**Information supplied**

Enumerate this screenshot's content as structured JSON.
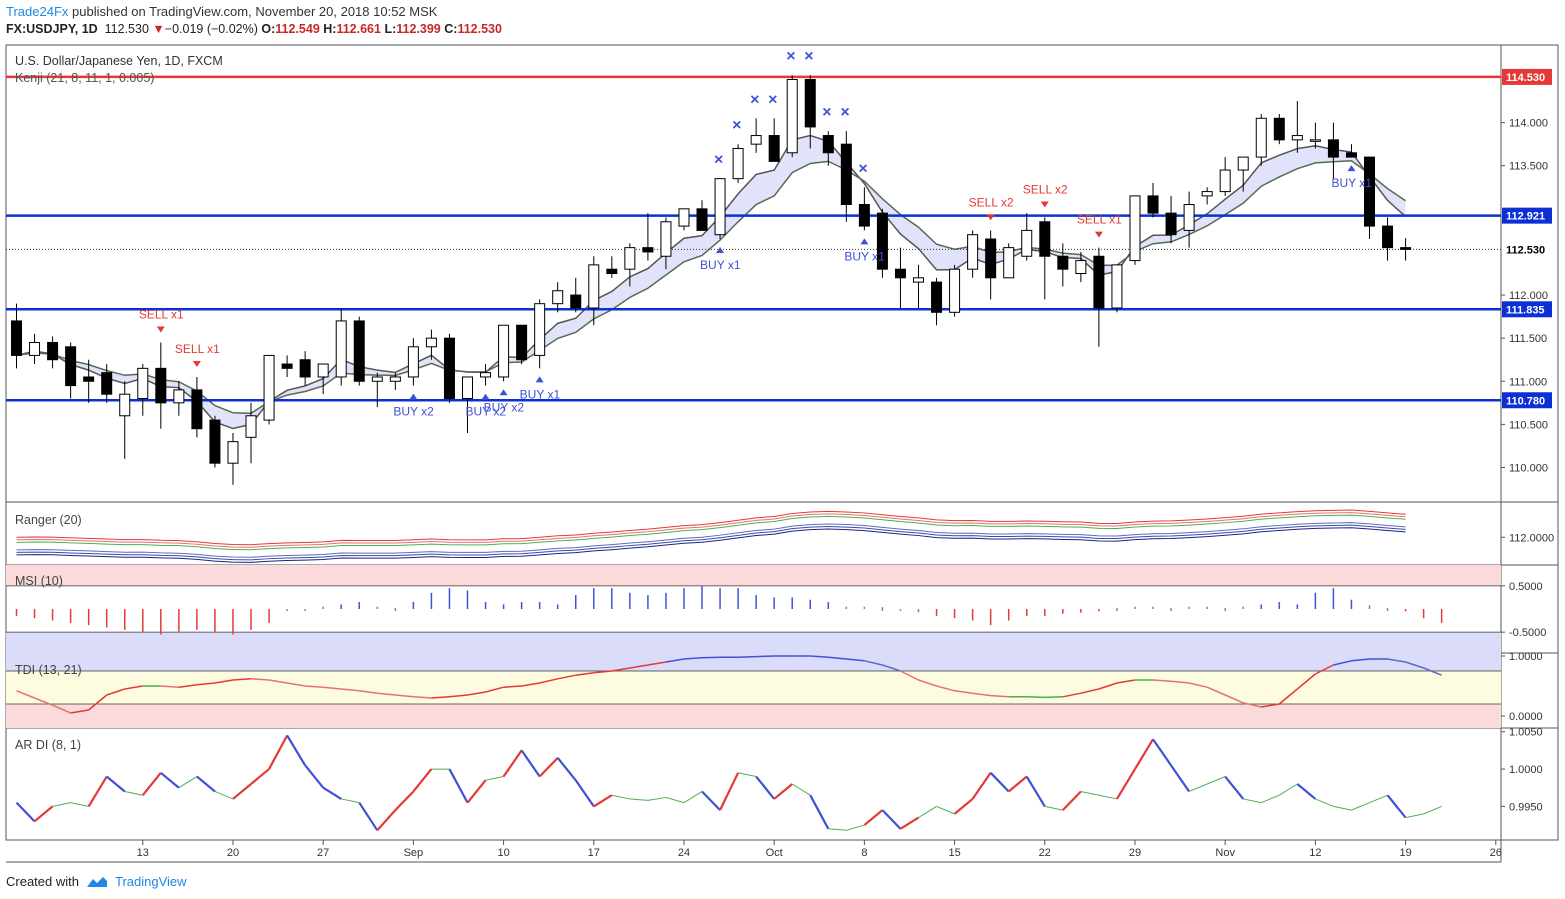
{
  "header": {
    "publisher": "Trade24Fx",
    "published_text": "published on TradingView.com, November 20, 2018 10:52 MSK",
    "symbol": "FX:USDJPY, 1D",
    "last": "112.530",
    "change": "−0.019 (−0.02%)",
    "o_label": "O:",
    "o": "112.549",
    "h_label": "H:",
    "h": "112.661",
    "l_label": "L:",
    "l": "112.399",
    "c_label": "C:",
    "c": "112.530"
  },
  "footer": {
    "created_with": "Created with",
    "tradingview": "TradingView"
  },
  "colors": {
    "red_line": "#e53935",
    "blue_line": "#0d2fd6",
    "bull_body": "#ffffff",
    "bear_body": "#000000",
    "sell": "#e53935",
    "buy": "#3f51d8"
  },
  "chart_data": [
    {
      "type": "candlestick",
      "title": "U.S. Dollar/Japanese Yen, 1D, FXCM",
      "indicator_label": "Kenji (21, 8, 11, 1, 0.005)",
      "ylim": [
        109.6,
        114.9
      ],
      "y_ticks": [
        "110.000",
        "110.500",
        "111.000",
        "111.500",
        "112.000",
        "113.500",
        "114.000"
      ],
      "x_ticks": [
        {
          "i": 7,
          "label": "13"
        },
        {
          "i": 12,
          "label": "20"
        },
        {
          "i": 17,
          "label": "27"
        },
        {
          "i": 22,
          "label": "Sep"
        },
        {
          "i": 27,
          "label": "10"
        },
        {
          "i": 32,
          "label": "17"
        },
        {
          "i": 37,
          "label": "24"
        },
        {
          "i": 42,
          "label": "Oct"
        },
        {
          "i": 47,
          "label": "8"
        },
        {
          "i": 52,
          "label": "15"
        },
        {
          "i": 57,
          "label": "22"
        },
        {
          "i": 62,
          "label": "29"
        },
        {
          "i": 67,
          "label": "Nov"
        },
        {
          "i": 72,
          "label": "12"
        },
        {
          "i": 77,
          "label": "19"
        },
        {
          "i": 82,
          "label": "26"
        }
      ],
      "horizontal_levels": [
        {
          "value": 114.53,
          "label": "114.530",
          "color": "#e53935"
        },
        {
          "value": 112.921,
          "label": "112.921",
          "color": "#0d2fd6"
        },
        {
          "value": 111.835,
          "label": "111.835",
          "color": "#0d2fd6"
        },
        {
          "value": 110.78,
          "label": "110.780",
          "color": "#0d2fd6"
        }
      ],
      "last_price": {
        "value": 112.53,
        "label": "112.530"
      },
      "ohlc": [
        [
          111.7,
          111.9,
          111.15,
          111.3
        ],
        [
          111.3,
          111.55,
          111.2,
          111.45
        ],
        [
          111.45,
          111.52,
          111.15,
          111.25
        ],
        [
          111.4,
          111.45,
          110.8,
          110.95
        ],
        [
          111.05,
          111.25,
          110.75,
          111.0
        ],
        [
          111.1,
          111.2,
          110.75,
          110.85
        ],
        [
          110.6,
          111.0,
          110.1,
          110.85
        ],
        [
          110.8,
          111.2,
          110.6,
          111.15
        ],
        [
          111.15,
          111.45,
          110.45,
          110.75
        ],
        [
          110.75,
          111.0,
          110.6,
          110.9
        ],
        [
          110.9,
          111.05,
          110.35,
          110.45
        ],
        [
          110.55,
          110.6,
          110.0,
          110.05
        ],
        [
          110.05,
          110.4,
          109.8,
          110.3
        ],
        [
          110.35,
          110.75,
          110.05,
          110.6
        ],
        [
          110.55,
          111.3,
          110.5,
          111.3
        ],
        [
          111.2,
          111.3,
          111.05,
          111.15
        ],
        [
          111.25,
          111.35,
          110.95,
          111.05
        ],
        [
          111.05,
          111.2,
          110.85,
          111.2
        ],
        [
          111.05,
          111.85,
          110.95,
          111.7
        ],
        [
          111.7,
          111.75,
          110.95,
          111.0
        ],
        [
          111.0,
          111.1,
          110.7,
          111.05
        ],
        [
          111.0,
          111.1,
          110.9,
          111.05
        ],
        [
          111.05,
          111.5,
          110.95,
          111.4
        ],
        [
          111.4,
          111.6,
          111.25,
          111.5
        ],
        [
          111.5,
          111.55,
          110.75,
          110.8
        ],
        [
          110.8,
          111.05,
          110.4,
          111.05
        ],
        [
          111.05,
          111.2,
          110.95,
          111.1
        ],
        [
          111.05,
          111.65,
          111.0,
          111.65
        ],
        [
          111.65,
          111.65,
          111.2,
          111.25
        ],
        [
          111.3,
          111.95,
          111.15,
          111.9
        ],
        [
          111.9,
          112.15,
          111.8,
          112.05
        ],
        [
          112.0,
          112.2,
          111.8,
          111.85
        ],
        [
          111.85,
          112.45,
          111.65,
          112.35
        ],
        [
          112.3,
          112.45,
          112.2,
          112.25
        ],
        [
          112.3,
          112.6,
          112.1,
          112.55
        ],
        [
          112.55,
          112.95,
          112.4,
          112.5
        ],
        [
          112.45,
          112.9,
          112.3,
          112.85
        ],
        [
          112.8,
          113.0,
          112.75,
          113.0
        ],
        [
          113.0,
          113.1,
          112.75,
          112.75
        ],
        [
          112.7,
          113.35,
          112.65,
          113.35
        ],
        [
          113.35,
          113.75,
          113.3,
          113.7
        ],
        [
          113.75,
          114.05,
          113.65,
          113.85
        ],
        [
          113.85,
          114.05,
          113.55,
          113.55
        ],
        [
          113.65,
          114.55,
          113.6,
          114.5
        ],
        [
          114.5,
          114.55,
          113.7,
          113.95
        ],
        [
          113.85,
          113.9,
          113.5,
          113.65
        ],
        [
          113.75,
          113.9,
          112.85,
          113.05
        ],
        [
          113.05,
          113.25,
          112.75,
          112.8
        ],
        [
          112.95,
          113.0,
          112.2,
          112.3
        ],
        [
          112.3,
          112.55,
          111.85,
          112.2
        ],
        [
          112.15,
          112.35,
          111.85,
          112.2
        ],
        [
          112.15,
          112.2,
          111.65,
          111.8
        ],
        [
          111.8,
          112.35,
          111.75,
          112.3
        ],
        [
          112.3,
          112.75,
          112.2,
          112.7
        ],
        [
          112.65,
          112.75,
          111.95,
          112.2
        ],
        [
          112.2,
          112.6,
          112.2,
          112.55
        ],
        [
          112.45,
          112.95,
          112.4,
          112.75
        ],
        [
          112.85,
          112.9,
          111.95,
          112.45
        ],
        [
          112.45,
          112.6,
          112.1,
          112.3
        ],
        [
          112.25,
          112.5,
          112.15,
          112.4
        ],
        [
          112.45,
          112.55,
          111.4,
          111.85
        ],
        [
          111.85,
          112.35,
          111.8,
          112.35
        ],
        [
          112.4,
          113.15,
          112.35,
          113.15
        ],
        [
          113.15,
          113.3,
          112.9,
          112.95
        ],
        [
          112.95,
          113.15,
          112.6,
          112.7
        ],
        [
          112.75,
          113.2,
          112.55,
          113.05
        ],
        [
          113.15,
          113.25,
          113.05,
          113.2
        ],
        [
          113.2,
          113.6,
          113.15,
          113.45
        ],
        [
          113.45,
          113.6,
          113.2,
          113.6
        ],
        [
          113.6,
          114.1,
          113.5,
          114.05
        ],
        [
          114.05,
          114.1,
          113.75,
          113.8
        ],
        [
          113.8,
          114.25,
          113.65,
          113.85
        ],
        [
          113.8,
          114.0,
          113.7,
          113.8
        ],
        [
          113.8,
          114.0,
          113.35,
          113.6
        ],
        [
          113.65,
          113.75,
          113.6,
          113.6
        ],
        [
          113.6,
          113.6,
          112.65,
          112.8
        ],
        [
          112.8,
          112.9,
          112.4,
          112.55
        ],
        [
          112.55,
          112.66,
          112.4,
          112.53
        ]
      ],
      "signals": [
        {
          "i": 8,
          "type": "sell",
          "label": "SELL x1"
        },
        {
          "i": 10,
          "type": "sell",
          "label": "SELL x1"
        },
        {
          "i": 22,
          "type": "buy",
          "label": "BUY x2"
        },
        {
          "i": 26,
          "type": "buy",
          "label": "BUY x2"
        },
        {
          "i": 27,
          "type": "buy",
          "label": "BUY x2"
        },
        {
          "i": 29,
          "type": "buy",
          "label": "BUY x1"
        },
        {
          "i": 39,
          "type": "buy",
          "label": "BUY x1"
        },
        {
          "i": 47,
          "type": "buy",
          "label": "BUY x1"
        },
        {
          "i": 54,
          "type": "sell",
          "label": "SELL x2"
        },
        {
          "i": 57,
          "type": "sell",
          "label": "SELL x2"
        },
        {
          "i": 60,
          "type": "sell",
          "label": "SELL x1"
        },
        {
          "i": 74,
          "type": "buy",
          "label": "BUY x1"
        }
      ],
      "x_marks": [
        39,
        40,
        41,
        42,
        43,
        44,
        45,
        46,
        47
      ]
    },
    {
      "type": "line",
      "title": "Ranger (20)",
      "y_tick": "112.0000",
      "ylim": [
        109.8,
        114.8
      ]
    },
    {
      "type": "bar",
      "title": "MSI (10)",
      "y_ticks": [
        "0.5000",
        "-0.5000"
      ],
      "ylim": [
        -0.95,
        0.95
      ],
      "values": [
        -0.15,
        -0.2,
        -0.25,
        -0.3,
        -0.35,
        -0.4,
        -0.45,
        -0.5,
        -0.55,
        -0.5,
        -0.45,
        -0.5,
        -0.55,
        -0.45,
        -0.3,
        0,
        0,
        0.05,
        0.1,
        0.15,
        0.05,
        0.02,
        0.15,
        0.35,
        0.45,
        0.4,
        0.15,
        0.1,
        0.15,
        0.15,
        0.1,
        0.3,
        0.45,
        0.45,
        0.35,
        0.3,
        0.35,
        0.45,
        0.5,
        0.45,
        0.45,
        0.3,
        0.25,
        0.25,
        0.2,
        0.15,
        0.05,
        0.05,
        0.04,
        0,
        -0.03,
        -0.15,
        -0.2,
        -0.25,
        -0.35,
        -0.25,
        -0.15,
        -0.15,
        -0.1,
        -0.08,
        -0.05,
        0.02,
        0.05,
        0.05,
        0.02,
        0.05,
        0.05,
        0.02,
        0.05,
        0.1,
        0.15,
        0.1,
        0.35,
        0.45,
        0.2,
        0.08,
        0.02,
        -0.05,
        -0.2,
        -0.3
      ]
    },
    {
      "type": "line",
      "title": "TDI (13, 21)",
      "y_ticks": [
        "1.0000",
        "0.0000"
      ],
      "ylim": [
        -0.2,
        1.05
      ],
      "values": [
        0.42,
        0.3,
        0.18,
        0.05,
        0.1,
        0.35,
        0.45,
        0.5,
        0.5,
        0.48,
        0.52,
        0.55,
        0.6,
        0.62,
        0.6,
        0.55,
        0.5,
        0.48,
        0.45,
        0.42,
        0.38,
        0.35,
        0.32,
        0.3,
        0.32,
        0.35,
        0.4,
        0.48,
        0.5,
        0.55,
        0.62,
        0.68,
        0.72,
        0.75,
        0.8,
        0.85,
        0.9,
        0.95,
        0.97,
        0.98,
        0.98,
        0.99,
        1.0,
        1.0,
        1.0,
        0.98,
        0.95,
        0.92,
        0.85,
        0.75,
        0.6,
        0.5,
        0.42,
        0.38,
        0.34,
        0.32,
        0.32,
        0.31,
        0.32,
        0.38,
        0.45,
        0.55,
        0.6,
        0.6,
        0.58,
        0.55,
        0.48,
        0.35,
        0.22,
        0.15,
        0.2,
        0.45,
        0.7,
        0.85,
        0.92,
        0.95,
        0.95,
        0.9,
        0.8,
        0.68
      ]
    },
    {
      "type": "line",
      "title": "AR DI (8, 1)",
      "y_ticks": [
        "1.0050",
        "1.0000",
        "0.9950"
      ],
      "ylim": [
        0.9905,
        1.0055
      ],
      "values": [
        0.9955,
        0.993,
        0.995,
        0.9955,
        0.995,
        0.999,
        0.997,
        0.9965,
        0.9995,
        0.9975,
        0.999,
        0.997,
        0.996,
        0.998,
        1.0,
        1.0045,
        1.0005,
        0.9975,
        0.996,
        0.9955,
        0.9918,
        0.9945,
        0.997,
        1.0,
        1.0,
        0.9955,
        0.9985,
        0.999,
        1.0025,
        0.999,
        1.0015,
        0.9985,
        0.995,
        0.9965,
        0.996,
        0.9958,
        0.9962,
        0.9955,
        0.997,
        0.9945,
        0.9995,
        0.999,
        0.996,
        0.998,
        0.9965,
        0.992,
        0.9918,
        0.9925,
        0.9945,
        0.992,
        0.9935,
        0.995,
        0.994,
        0.996,
        0.9995,
        0.997,
        0.999,
        0.995,
        0.9945,
        0.997,
        0.9965,
        0.996,
        1.0,
        1.004,
        1.0005,
        0.997,
        0.998,
        0.999,
        0.996,
        0.9955,
        0.9965,
        0.998,
        0.996,
        0.995,
        0.9945,
        0.9955,
        0.9965,
        0.9935,
        0.994,
        0.995
      ]
    }
  ]
}
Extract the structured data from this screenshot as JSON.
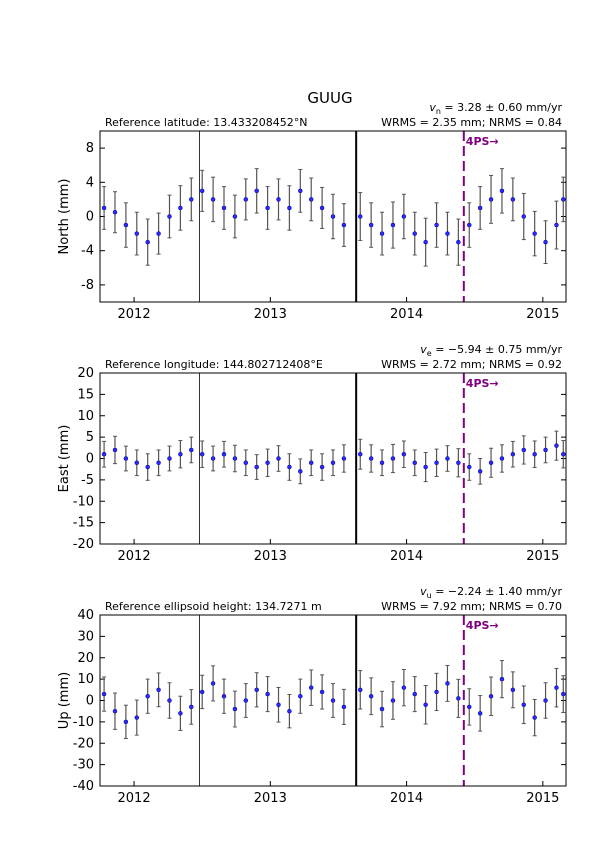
{
  "title": "GUUG",
  "chart_data": [
    {
      "type": "errorbar",
      "ylabel": "North (mm)",
      "reference": "Reference latitude: 13.433208452°N",
      "velocity_symbol": "v",
      "velocity_subscript": "n",
      "velocity_text": " = 3.28 ± 0.60 mm/yr",
      "stats": "WRMS = 2.35 mm; NRMS = 0.84",
      "xlim": [
        2011.75,
        2015.17
      ],
      "xticks": [
        2012,
        2013,
        2014,
        2015
      ],
      "ylim": [
        -10,
        10
      ],
      "yticks": [
        -8,
        -4,
        0,
        4,
        8
      ],
      "point_color": "#2b2bff",
      "error_color": "#555555",
      "vlines": [
        {
          "x": 2012.48,
          "style": "thin"
        },
        {
          "x": 2013.63,
          "style": "thick"
        }
      ],
      "event": {
        "x": 2014.42,
        "label": "4PS→",
        "color": "#800080"
      },
      "x": [
        2011.78,
        2011.86,
        2011.94,
        2012.02,
        2012.1,
        2012.18,
        2012.26,
        2012.34,
        2012.42,
        2012.5,
        2012.58,
        2012.66,
        2012.74,
        2012.82,
        2012.9,
        2012.98,
        2013.06,
        2013.14,
        2013.22,
        2013.3,
        2013.38,
        2013.46,
        2013.54,
        2013.66,
        2013.74,
        2013.82,
        2013.9,
        2013.98,
        2014.06,
        2014.14,
        2014.22,
        2014.3,
        2014.38,
        2014.46,
        2014.54,
        2014.62,
        2014.7,
        2014.78,
        2014.86,
        2014.94,
        2015.02,
        2015.1,
        2015.15
      ],
      "values": [
        1,
        0.5,
        -1,
        -2,
        -3,
        -2,
        0,
        1,
        2,
        3,
        2,
        1,
        0,
        2,
        3,
        1,
        2,
        1,
        3,
        2,
        1,
        0,
        -1,
        0,
        -1,
        -2,
        -1,
        0,
        -2,
        -3,
        -1,
        -2,
        -3,
        -1,
        1,
        2,
        3,
        2,
        0,
        -2,
        -3,
        -1,
        2
      ],
      "errors": [
        2.5,
        2.4,
        2.6,
        2.5,
        2.7,
        2.4,
        2.5,
        2.6,
        2.5,
        2.4,
        2.6,
        2.5,
        2.5,
        2.4,
        2.6,
        2.5,
        2.4,
        2.6,
        2.5,
        2.5,
        2.4,
        2.6,
        2.5,
        2.8,
        2.6,
        2.5,
        2.7,
        2.6,
        2.5,
        2.8,
        2.6,
        2.5,
        2.7,
        2.6,
        2.5,
        2.8,
        2.6,
        2.5,
        2.7,
        2.6,
        2.5,
        2.8,
        2.6
      ]
    },
    {
      "type": "errorbar",
      "ylabel": "East (mm)",
      "reference": "Reference longitude: 144.802712408°E",
      "velocity_symbol": "v",
      "velocity_subscript": "e",
      "velocity_text": " = −5.94 ± 0.75 mm/yr",
      "stats": "WRMS = 2.72 mm; NRMS = 0.92",
      "xlim": [
        2011.75,
        2015.17
      ],
      "xticks": [
        2012,
        2013,
        2014,
        2015
      ],
      "ylim": [
        -20,
        20
      ],
      "yticks": [
        -20,
        -15,
        -10,
        -5,
        0,
        5,
        10,
        15,
        20
      ],
      "point_color": "#2b2bff",
      "error_color": "#555555",
      "vlines": [
        {
          "x": 2012.48,
          "style": "thin"
        },
        {
          "x": 2013.63,
          "style": "thick"
        }
      ],
      "event": {
        "x": 2014.42,
        "label": "4PS→",
        "color": "#800080"
      },
      "x": [
        2011.78,
        2011.86,
        2011.94,
        2012.02,
        2012.1,
        2012.18,
        2012.26,
        2012.34,
        2012.42,
        2012.5,
        2012.58,
        2012.66,
        2012.74,
        2012.82,
        2012.9,
        2012.98,
        2013.06,
        2013.14,
        2013.22,
        2013.3,
        2013.38,
        2013.46,
        2013.54,
        2013.66,
        2013.74,
        2013.82,
        2013.9,
        2013.98,
        2014.06,
        2014.14,
        2014.22,
        2014.3,
        2014.38,
        2014.46,
        2014.54,
        2014.62,
        2014.7,
        2014.78,
        2014.86,
        2014.94,
        2015.02,
        2015.1,
        2015.15
      ],
      "values": [
        1,
        2,
        0,
        -1,
        -2,
        -1,
        0,
        1,
        2,
        1,
        0,
        1,
        0,
        -1,
        -2,
        -1,
        0,
        -2,
        -3,
        -1,
        -2,
        -1,
        0,
        1,
        0,
        -1,
        0,
        1,
        -1,
        -2,
        -1,
        0,
        -1,
        -2,
        -3,
        -1,
        0,
        1,
        2,
        1,
        2,
        3,
        1
      ],
      "errors": [
        3,
        3.2,
        2.9,
        3,
        3.1,
        3,
        2.9,
        3.2,
        3,
        3.1,
        2.9,
        3,
        3.1,
        3,
        2.9,
        3.2,
        3,
        3.1,
        2.9,
        3,
        3.1,
        3,
        3.2,
        3.5,
        3.2,
        3,
        3.3,
        3.1,
        3,
        3.4,
        3.2,
        3,
        3.3,
        3.1,
        3,
        3.4,
        3.2,
        3,
        3.3,
        3.1,
        3,
        3.4,
        3.2
      ]
    },
    {
      "type": "errorbar",
      "ylabel": "Up (mm)",
      "reference": "Reference ellipsoid height: 134.7271 m",
      "velocity_symbol": "v",
      "velocity_subscript": "u",
      "velocity_text": " = −2.24 ± 1.40 mm/yr",
      "stats": "WRMS = 7.92 mm; NRMS = 0.70",
      "xlim": [
        2011.75,
        2015.17
      ],
      "xticks": [
        2012,
        2013,
        2014,
        2015
      ],
      "ylim": [
        -40,
        40
      ],
      "yticks": [
        -40,
        -30,
        -20,
        -10,
        0,
        10,
        20,
        30,
        40
      ],
      "point_color": "#2b2bff",
      "error_color": "#555555",
      "vlines": [
        {
          "x": 2012.48,
          "style": "thin"
        },
        {
          "x": 2013.63,
          "style": "thick"
        }
      ],
      "event": {
        "x": 2014.42,
        "label": "4PS→",
        "color": "#800080"
      },
      "x": [
        2011.78,
        2011.86,
        2011.94,
        2012.02,
        2012.1,
        2012.18,
        2012.26,
        2012.34,
        2012.42,
        2012.5,
        2012.58,
        2012.66,
        2012.74,
        2012.82,
        2012.9,
        2012.98,
        2013.06,
        2013.14,
        2013.22,
        2013.3,
        2013.38,
        2013.46,
        2013.54,
        2013.66,
        2013.74,
        2013.82,
        2013.9,
        2013.98,
        2014.06,
        2014.14,
        2014.22,
        2014.3,
        2014.38,
        2014.46,
        2014.54,
        2014.62,
        2014.7,
        2014.78,
        2014.86,
        2014.94,
        2015.02,
        2015.1,
        2015.15
      ],
      "values": [
        3,
        -5,
        -10,
        -8,
        2,
        5,
        0,
        -6,
        -3,
        4,
        8,
        2,
        -4,
        0,
        5,
        3,
        -2,
        -5,
        2,
        6,
        4,
        0,
        -3,
        5,
        2,
        -4,
        0,
        6,
        3,
        -2,
        4,
        8,
        1,
        -3,
        -6,
        2,
        10,
        5,
        -2,
        -8,
        0,
        6,
        3
      ],
      "errors": [
        8,
        8.5,
        7.8,
        8.2,
        8,
        7.9,
        8.3,
        8,
        8.1,
        7.8,
        8.2,
        8,
        8.4,
        7.9,
        8,
        8.2,
        8.1,
        7.8,
        8,
        8.3,
        8,
        7.9,
        8.2,
        9,
        8.6,
        8.3,
        8.8,
        8.5,
        8.2,
        9,
        8.7,
        8.4,
        8.9,
        8.5,
        8.3,
        9,
        8.7,
        8.4,
        8.8,
        8.5,
        8.3,
        9,
        8.6
      ]
    }
  ]
}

**What to produce**
Look through the material above and pick out each line holding the word "TradingView".

**Response to the task**
    "published_text": "published on TradingView.com, November 20, 2018 10:52 MSK",
    "tradingview": "TradingView"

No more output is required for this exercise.